%%

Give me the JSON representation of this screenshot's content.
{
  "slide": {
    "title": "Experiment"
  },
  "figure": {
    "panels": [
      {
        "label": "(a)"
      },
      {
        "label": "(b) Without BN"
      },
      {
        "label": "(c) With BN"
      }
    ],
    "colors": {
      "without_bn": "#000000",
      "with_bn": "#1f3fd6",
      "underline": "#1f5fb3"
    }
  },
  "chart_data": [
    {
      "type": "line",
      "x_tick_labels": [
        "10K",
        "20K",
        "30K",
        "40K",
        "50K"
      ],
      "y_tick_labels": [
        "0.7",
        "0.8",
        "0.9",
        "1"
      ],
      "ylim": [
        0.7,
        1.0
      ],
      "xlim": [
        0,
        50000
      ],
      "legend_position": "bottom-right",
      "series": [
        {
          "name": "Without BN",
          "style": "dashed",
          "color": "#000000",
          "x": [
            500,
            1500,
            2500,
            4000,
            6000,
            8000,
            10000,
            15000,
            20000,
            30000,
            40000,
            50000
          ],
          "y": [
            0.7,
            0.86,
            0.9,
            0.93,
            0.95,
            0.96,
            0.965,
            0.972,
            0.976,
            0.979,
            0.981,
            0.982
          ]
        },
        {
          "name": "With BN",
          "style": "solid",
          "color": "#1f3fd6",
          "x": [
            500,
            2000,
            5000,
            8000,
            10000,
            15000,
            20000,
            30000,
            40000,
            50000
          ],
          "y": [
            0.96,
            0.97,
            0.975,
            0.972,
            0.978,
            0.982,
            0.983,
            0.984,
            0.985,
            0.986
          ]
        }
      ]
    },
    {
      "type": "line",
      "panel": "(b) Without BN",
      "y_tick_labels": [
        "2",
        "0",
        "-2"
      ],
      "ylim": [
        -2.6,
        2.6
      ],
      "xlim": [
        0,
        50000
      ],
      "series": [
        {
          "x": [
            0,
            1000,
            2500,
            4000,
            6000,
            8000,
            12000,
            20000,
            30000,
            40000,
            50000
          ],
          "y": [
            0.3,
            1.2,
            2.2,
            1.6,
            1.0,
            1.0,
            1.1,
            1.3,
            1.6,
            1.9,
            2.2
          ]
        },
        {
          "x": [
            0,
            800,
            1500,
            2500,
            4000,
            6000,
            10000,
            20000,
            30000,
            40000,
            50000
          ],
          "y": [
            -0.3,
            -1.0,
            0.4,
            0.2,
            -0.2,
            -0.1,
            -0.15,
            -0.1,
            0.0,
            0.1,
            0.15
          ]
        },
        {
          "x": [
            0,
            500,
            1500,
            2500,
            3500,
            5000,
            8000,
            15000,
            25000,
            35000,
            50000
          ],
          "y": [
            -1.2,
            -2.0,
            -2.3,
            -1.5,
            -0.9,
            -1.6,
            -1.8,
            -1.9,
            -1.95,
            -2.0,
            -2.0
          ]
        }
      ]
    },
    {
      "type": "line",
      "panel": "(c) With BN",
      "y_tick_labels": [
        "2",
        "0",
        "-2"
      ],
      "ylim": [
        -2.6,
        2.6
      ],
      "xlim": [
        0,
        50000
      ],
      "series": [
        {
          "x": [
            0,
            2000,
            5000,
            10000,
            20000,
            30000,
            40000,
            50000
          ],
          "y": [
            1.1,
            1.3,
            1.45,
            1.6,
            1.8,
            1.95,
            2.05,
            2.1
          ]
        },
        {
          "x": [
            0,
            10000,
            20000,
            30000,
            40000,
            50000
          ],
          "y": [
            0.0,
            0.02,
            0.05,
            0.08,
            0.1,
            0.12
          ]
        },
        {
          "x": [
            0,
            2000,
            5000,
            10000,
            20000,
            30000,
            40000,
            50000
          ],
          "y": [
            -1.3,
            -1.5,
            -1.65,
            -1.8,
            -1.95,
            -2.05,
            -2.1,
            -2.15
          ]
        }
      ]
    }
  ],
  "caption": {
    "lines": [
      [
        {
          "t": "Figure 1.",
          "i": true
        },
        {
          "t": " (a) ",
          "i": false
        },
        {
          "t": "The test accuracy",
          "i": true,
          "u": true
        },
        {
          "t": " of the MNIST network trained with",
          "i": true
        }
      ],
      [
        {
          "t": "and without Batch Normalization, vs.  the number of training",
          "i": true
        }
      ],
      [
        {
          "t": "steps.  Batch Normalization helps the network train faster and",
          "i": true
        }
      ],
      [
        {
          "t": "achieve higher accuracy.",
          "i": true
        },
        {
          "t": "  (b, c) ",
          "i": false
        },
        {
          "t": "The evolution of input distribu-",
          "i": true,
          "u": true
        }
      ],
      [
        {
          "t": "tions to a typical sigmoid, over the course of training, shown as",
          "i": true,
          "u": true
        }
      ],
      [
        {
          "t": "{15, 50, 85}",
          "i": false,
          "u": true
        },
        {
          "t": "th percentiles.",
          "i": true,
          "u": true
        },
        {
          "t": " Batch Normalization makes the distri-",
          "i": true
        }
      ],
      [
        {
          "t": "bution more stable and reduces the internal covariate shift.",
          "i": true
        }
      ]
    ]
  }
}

%%

* **WHAT IS NEEDED**:
Restate the whole listing exactly.

* **COMPLETED EXERCISE**:
Give me the JSON representation of this screenshot's content.
{
  "slide": {
    "title": "Experiment"
  },
  "figure": {
    "panels": [
      {
        "label": "(a)"
      },
      {
        "label": "(b) Without BN"
      },
      {
        "label": "(c) With BN"
      }
    ],
    "colors": {
      "without_bn": "#000000",
      "with_bn": "#1f3fd6",
      "underline": "#1f5fb3"
    }
  },
  "chart_data": [
    {
      "type": "line",
      "x_tick_labels": [
        "10K",
        "20K",
        "30K",
        "40K",
        "50K"
      ],
      "y_tick_labels": [
        "0.7",
        "0.8",
        "0.9",
        "1"
      ],
      "ylim": [
        0.7,
        1.0
      ],
      "xlim": [
        0,
        50000
      ],
      "legend_position": "bottom-right",
      "series": [
        {
          "name": "Without BN",
          "style": "dashed",
          "color": "#000000",
          "x": [
            500,
            1500,
            2500,
            4000,
            6000,
            8000,
            10000,
            15000,
            20000,
            30000,
            40000,
            50000
          ],
          "y": [
            0.7,
            0.86,
            0.9,
            0.93,
            0.95,
            0.96,
            0.965,
            0.972,
            0.976,
            0.979,
            0.981,
            0.982
          ]
        },
        {
          "name": "With BN",
          "style": "solid",
          "color": "#1f3fd6",
          "x": [
            500,
            2000,
            5000,
            8000,
            10000,
            15000,
            20000,
            30000,
            40000,
            50000
          ],
          "y": [
            0.96,
            0.97,
            0.975,
            0.972,
            0.978,
            0.982,
            0.983,
            0.984,
            0.985,
            0.986
          ]
        }
      ]
    },
    {
      "type": "line",
      "panel": "(b) Without BN",
      "y_tick_labels": [
        "2",
        "0",
        "-2"
      ],
      "ylim": [
        -2.6,
        2.6
      ],
      "xlim": [
        0,
        50000
      ],
      "series": [
        {
          "x": [
            0,
            1000,
            2500,
            4000,
            6000,
            8000,
            12000,
            20000,
            30000,
            40000,
            50000
          ],
          "y": [
            0.3,
            1.2,
            2.2,
            1.6,
            1.0,
            1.0,
            1.1,
            1.3,
            1.6,
            1.9,
            2.2
          ]
        },
        {
          "x": [
            0,
            800,
            1500,
            2500,
            4000,
            6000,
            10000,
            20000,
            30000,
            40000,
            50000
          ],
          "y": [
            -0.3,
            -1.0,
            0.4,
            0.2,
            -0.2,
            -0.1,
            -0.15,
            -0.1,
            0.0,
            0.1,
            0.15
          ]
        },
        {
          "x": [
            0,
            500,
            1500,
            2500,
            3500,
            5000,
            8000,
            15000,
            25000,
            35000,
            50000
          ],
          "y": [
            -1.2,
            -2.0,
            -2.3,
            -1.5,
            -0.9,
            -1.6,
            -1.8,
            -1.9,
            -1.95,
            -2.0,
            -2.0
          ]
        }
      ]
    },
    {
      "type": "line",
      "panel": "(c) With BN",
      "y_tick_labels": [
        "2",
        "0",
        "-2"
      ],
      "ylim": [
        -2.6,
        2.6
      ],
      "xlim": [
        0,
        50000
      ],
      "series": [
        {
          "x": [
            0,
            2000,
            5000,
            10000,
            20000,
            30000,
            40000,
            50000
          ],
          "y": [
            1.1,
            1.3,
            1.45,
            1.6,
            1.8,
            1.95,
            2.05,
            2.1
          ]
        },
        {
          "x": [
            0,
            10000,
            20000,
            30000,
            40000,
            50000
          ],
          "y": [
            0.0,
            0.02,
            0.05,
            0.08,
            0.1,
            0.12
          ]
        },
        {
          "x": [
            0,
            2000,
            5000,
            10000,
            20000,
            30000,
            40000,
            50000
          ],
          "y": [
            -1.3,
            -1.5,
            -1.65,
            -1.8,
            -1.95,
            -2.05,
            -2.1,
            -2.15
          ]
        }
      ]
    }
  ],
  "caption": {
    "lines": [
      [
        {
          "t": "Figure 1.",
          "i": true
        },
        {
          "t": " (a) ",
          "i": false
        },
        {
          "t": "The test accuracy",
          "i": true,
          "u": true
        },
        {
          "t": " of the MNIST network trained with",
          "i": true
        }
      ],
      [
        {
          "t": "and without Batch Normalization, vs.  the number of training",
          "i": true
        }
      ],
      [
        {
          "t": "steps.  Batch Normalization helps the network train faster and",
          "i": true
        }
      ],
      [
        {
          "t": "achieve higher accuracy.",
          "i": true
        },
        {
          "t": "  (b, c) ",
          "i": false
        },
        {
          "t": "The evolution of input distribu-",
          "i": true,
          "u": true
        }
      ],
      [
        {
          "t": "tions to a typical sigmoid, over the course of training, shown as",
          "i": true,
          "u": true
        }
      ],
      [
        {
          "t": "{15, 50, 85}",
          "i": false,
          "u": true
        },
        {
          "t": "th percentiles.",
          "i": true,
          "u": true
        },
        {
          "t": " Batch Normalization makes the distri-",
          "i": true
        }
      ],
      [
        {
          "t": "bution more stable and reduces the internal covariate shift.",
          "i": true
        }
      ]
    ]
  }
}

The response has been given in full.